=== Do this ===
Scan the listing below. Report each line that includes "label".

— start Record excerpts —

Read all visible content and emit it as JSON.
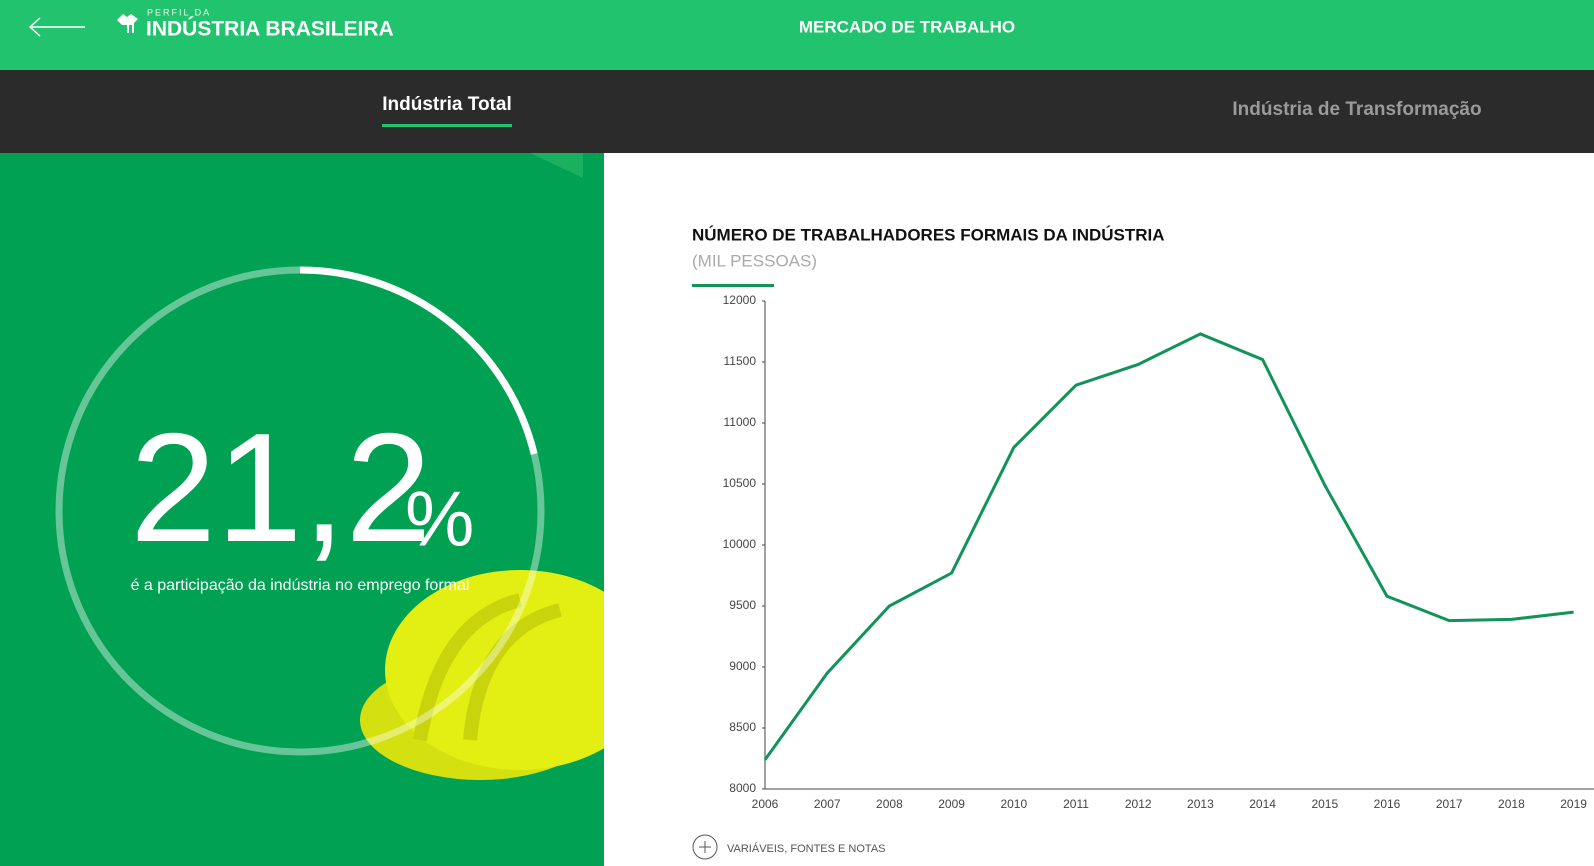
{
  "header": {
    "logo_top": "PERFIL DA",
    "logo": "INDÚSTRIA BRASILEIRA",
    "title": "MERCADO DE TRABALHO"
  },
  "tabs": [
    {
      "label": "Indústria Total",
      "active": true
    },
    {
      "label": "Indústria de Transformação",
      "active": false
    }
  ],
  "highlight": {
    "value": 21.2,
    "label": "21,2",
    "unit": "%",
    "caption": "é a participação da indústria no emprego formal"
  },
  "chart_data": {
    "type": "line",
    "title": "NÚMERO DE TRABALHADORES FORMAIS DA INDÚSTRIA",
    "subtitle": "(MIL PESSOAS)",
    "categories": [
      "2006",
      "2007",
      "2008",
      "2009",
      "2010",
      "2011",
      "2012",
      "2013",
      "2014",
      "2015",
      "2016",
      "2017",
      "2018",
      "2019"
    ],
    "values": [
      8240,
      8950,
      9500,
      9770,
      10800,
      11310,
      11480,
      11730,
      11520,
      10490,
      9580,
      9380,
      9390,
      9450
    ],
    "color": "#12935a",
    "ylim": [
      8000,
      12000
    ],
    "yticks": [
      8000,
      8500,
      9000,
      9500,
      10000,
      10500,
      11000,
      11500,
      12000
    ]
  },
  "footer_link": "VARIÁVEIS, FONTES E NOTAS"
}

— end Record excerpts —

=== Answer for this exercise ===
      "label": "Indústria Total",
      "label": "Indústria de Transformação",
    "label": "21,2",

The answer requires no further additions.